(Given request) Select, from the data, each line where "Unit" occurs.

(Records for this task)
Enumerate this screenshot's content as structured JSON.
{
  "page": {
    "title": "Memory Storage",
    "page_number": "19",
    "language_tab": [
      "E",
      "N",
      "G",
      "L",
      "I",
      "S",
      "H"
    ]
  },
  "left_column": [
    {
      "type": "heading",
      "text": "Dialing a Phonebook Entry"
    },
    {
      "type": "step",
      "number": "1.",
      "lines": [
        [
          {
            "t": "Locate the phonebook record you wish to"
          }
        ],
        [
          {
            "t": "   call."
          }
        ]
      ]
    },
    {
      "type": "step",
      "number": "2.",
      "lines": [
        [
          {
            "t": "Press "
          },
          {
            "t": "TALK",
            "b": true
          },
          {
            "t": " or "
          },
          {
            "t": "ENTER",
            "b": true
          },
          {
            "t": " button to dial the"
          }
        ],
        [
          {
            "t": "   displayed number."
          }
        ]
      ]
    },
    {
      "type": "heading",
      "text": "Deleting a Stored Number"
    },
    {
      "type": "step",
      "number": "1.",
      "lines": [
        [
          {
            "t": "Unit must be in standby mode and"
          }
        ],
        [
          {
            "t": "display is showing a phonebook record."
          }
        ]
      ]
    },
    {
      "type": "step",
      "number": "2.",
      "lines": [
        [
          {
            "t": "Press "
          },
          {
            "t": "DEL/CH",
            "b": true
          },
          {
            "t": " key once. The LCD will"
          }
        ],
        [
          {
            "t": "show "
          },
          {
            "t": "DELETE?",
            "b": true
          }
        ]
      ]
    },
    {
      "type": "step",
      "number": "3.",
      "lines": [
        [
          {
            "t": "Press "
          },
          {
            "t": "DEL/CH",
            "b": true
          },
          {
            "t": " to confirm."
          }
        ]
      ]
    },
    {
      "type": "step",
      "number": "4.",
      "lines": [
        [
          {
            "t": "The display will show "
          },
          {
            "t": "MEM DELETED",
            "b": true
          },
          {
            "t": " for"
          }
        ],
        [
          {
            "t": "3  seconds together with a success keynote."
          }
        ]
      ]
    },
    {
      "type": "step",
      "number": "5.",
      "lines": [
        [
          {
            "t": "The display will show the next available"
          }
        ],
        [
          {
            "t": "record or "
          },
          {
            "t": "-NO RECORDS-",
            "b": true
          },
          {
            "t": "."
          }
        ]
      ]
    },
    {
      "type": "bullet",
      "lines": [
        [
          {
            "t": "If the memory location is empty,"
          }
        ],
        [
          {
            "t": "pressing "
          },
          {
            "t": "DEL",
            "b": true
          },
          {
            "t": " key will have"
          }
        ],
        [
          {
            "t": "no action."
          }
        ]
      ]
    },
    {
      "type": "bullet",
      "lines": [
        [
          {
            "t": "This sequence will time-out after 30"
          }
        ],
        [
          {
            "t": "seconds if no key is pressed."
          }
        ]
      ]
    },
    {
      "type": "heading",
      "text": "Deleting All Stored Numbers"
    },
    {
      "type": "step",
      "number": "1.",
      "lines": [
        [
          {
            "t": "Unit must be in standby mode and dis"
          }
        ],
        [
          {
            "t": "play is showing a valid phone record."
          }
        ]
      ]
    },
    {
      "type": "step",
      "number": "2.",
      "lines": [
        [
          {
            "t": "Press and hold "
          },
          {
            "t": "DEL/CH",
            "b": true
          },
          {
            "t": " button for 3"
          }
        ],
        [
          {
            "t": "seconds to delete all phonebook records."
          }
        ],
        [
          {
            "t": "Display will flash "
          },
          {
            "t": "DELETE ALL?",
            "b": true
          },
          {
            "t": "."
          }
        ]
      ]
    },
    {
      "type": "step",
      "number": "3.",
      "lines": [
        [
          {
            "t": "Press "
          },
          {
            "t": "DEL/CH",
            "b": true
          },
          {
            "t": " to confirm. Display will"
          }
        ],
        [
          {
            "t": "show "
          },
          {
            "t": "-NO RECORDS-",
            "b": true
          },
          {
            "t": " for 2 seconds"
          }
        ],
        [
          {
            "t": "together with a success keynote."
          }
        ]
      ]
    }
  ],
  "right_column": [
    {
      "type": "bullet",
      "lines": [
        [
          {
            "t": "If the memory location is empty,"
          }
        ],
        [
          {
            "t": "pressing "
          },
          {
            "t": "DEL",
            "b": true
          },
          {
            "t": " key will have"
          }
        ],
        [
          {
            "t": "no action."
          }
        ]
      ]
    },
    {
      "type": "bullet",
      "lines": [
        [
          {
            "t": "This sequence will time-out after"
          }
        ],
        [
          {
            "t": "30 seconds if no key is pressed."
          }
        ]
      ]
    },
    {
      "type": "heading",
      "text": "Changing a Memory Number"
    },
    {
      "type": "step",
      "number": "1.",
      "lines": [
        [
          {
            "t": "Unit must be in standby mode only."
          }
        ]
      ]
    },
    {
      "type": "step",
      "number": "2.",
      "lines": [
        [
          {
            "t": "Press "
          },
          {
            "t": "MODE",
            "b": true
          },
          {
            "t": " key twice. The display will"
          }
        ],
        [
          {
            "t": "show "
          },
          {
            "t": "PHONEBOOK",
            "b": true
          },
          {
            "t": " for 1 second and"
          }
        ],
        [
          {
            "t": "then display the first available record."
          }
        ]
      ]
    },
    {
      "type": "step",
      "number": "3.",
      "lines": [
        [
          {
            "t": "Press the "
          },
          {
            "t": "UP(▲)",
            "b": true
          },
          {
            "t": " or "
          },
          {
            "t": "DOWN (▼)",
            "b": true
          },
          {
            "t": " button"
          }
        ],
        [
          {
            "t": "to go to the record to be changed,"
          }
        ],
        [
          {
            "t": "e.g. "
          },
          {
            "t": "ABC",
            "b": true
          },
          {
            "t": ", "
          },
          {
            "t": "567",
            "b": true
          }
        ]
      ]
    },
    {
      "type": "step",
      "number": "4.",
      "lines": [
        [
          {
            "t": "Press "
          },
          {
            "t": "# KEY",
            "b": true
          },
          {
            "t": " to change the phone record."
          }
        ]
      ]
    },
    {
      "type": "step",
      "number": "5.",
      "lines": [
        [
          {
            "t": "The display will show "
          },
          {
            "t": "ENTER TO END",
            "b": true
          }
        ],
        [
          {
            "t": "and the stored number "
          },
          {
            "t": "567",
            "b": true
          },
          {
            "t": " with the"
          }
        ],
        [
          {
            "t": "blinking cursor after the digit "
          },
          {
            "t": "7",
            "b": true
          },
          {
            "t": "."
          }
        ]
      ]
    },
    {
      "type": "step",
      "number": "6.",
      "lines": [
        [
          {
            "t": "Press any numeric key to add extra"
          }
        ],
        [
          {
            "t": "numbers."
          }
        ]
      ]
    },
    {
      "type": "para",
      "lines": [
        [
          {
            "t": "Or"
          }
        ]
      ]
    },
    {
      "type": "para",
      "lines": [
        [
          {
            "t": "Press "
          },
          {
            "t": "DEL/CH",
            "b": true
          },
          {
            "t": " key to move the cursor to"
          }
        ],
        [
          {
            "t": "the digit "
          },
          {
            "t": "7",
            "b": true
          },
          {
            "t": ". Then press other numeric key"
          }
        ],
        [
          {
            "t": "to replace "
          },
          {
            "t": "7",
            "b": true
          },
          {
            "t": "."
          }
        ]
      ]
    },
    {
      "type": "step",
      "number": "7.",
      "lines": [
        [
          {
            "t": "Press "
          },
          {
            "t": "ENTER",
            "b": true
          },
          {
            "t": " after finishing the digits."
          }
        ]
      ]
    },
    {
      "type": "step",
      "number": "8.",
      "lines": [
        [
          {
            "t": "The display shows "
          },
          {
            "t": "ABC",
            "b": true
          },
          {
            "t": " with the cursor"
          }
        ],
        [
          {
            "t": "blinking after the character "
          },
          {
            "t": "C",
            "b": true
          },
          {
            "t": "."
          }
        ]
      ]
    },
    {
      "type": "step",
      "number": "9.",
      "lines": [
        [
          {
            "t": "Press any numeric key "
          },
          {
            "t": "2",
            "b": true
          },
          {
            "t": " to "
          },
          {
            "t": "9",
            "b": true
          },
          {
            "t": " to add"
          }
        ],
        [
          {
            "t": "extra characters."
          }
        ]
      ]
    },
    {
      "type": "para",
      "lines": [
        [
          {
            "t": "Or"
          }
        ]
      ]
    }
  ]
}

(Task answer)
            "t": "Unit must be in standby mode and"
            "t": "Unit must be in standby mode and dis"
            "t": "Unit must be in standby mode only."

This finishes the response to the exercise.